Collected data entries:
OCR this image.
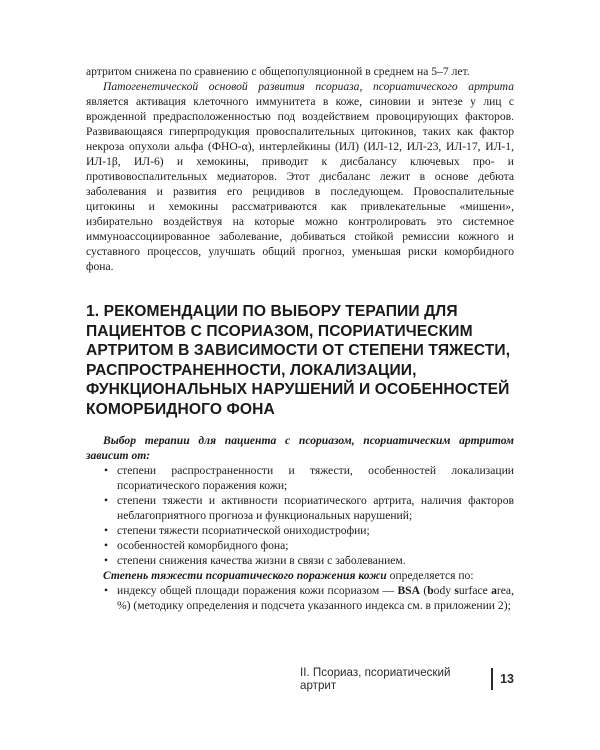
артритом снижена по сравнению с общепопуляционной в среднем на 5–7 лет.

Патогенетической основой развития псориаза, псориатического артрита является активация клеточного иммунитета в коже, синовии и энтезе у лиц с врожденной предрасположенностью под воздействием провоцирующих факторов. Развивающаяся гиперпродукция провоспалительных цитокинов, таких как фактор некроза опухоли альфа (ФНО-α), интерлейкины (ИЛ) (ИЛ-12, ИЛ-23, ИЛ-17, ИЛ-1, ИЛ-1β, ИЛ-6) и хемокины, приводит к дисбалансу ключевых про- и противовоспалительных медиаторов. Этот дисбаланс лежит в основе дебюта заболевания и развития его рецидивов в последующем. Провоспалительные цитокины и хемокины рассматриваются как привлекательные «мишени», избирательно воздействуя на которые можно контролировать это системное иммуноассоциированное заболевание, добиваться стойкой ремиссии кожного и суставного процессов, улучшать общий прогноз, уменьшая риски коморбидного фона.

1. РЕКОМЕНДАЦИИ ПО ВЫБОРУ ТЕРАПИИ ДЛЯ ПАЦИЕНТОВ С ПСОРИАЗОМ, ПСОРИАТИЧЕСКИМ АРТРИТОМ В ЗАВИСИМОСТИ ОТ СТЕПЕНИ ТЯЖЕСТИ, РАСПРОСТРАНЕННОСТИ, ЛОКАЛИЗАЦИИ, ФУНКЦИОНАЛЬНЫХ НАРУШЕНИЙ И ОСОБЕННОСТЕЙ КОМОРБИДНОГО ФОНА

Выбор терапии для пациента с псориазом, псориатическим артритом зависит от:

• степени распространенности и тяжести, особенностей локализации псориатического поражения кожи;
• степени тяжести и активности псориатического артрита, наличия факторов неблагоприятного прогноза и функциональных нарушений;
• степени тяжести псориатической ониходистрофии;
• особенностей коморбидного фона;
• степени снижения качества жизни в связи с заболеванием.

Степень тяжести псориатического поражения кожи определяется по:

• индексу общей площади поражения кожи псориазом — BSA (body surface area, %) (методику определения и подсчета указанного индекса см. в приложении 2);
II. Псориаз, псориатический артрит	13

## [Problem requirements]
Extract all lines containing the word "кожи".

## [Finished exercise]
• степени распространенности и тяжести, особенностей локализации псориатического поражения кожи;
Степень тяжести псориатического поражения кожи определяется по:
• индексу общей площади поражения кожи псориазом — BSA (body surface area, %) (методику определения и подсчета указанного индекса см. в приложении 2);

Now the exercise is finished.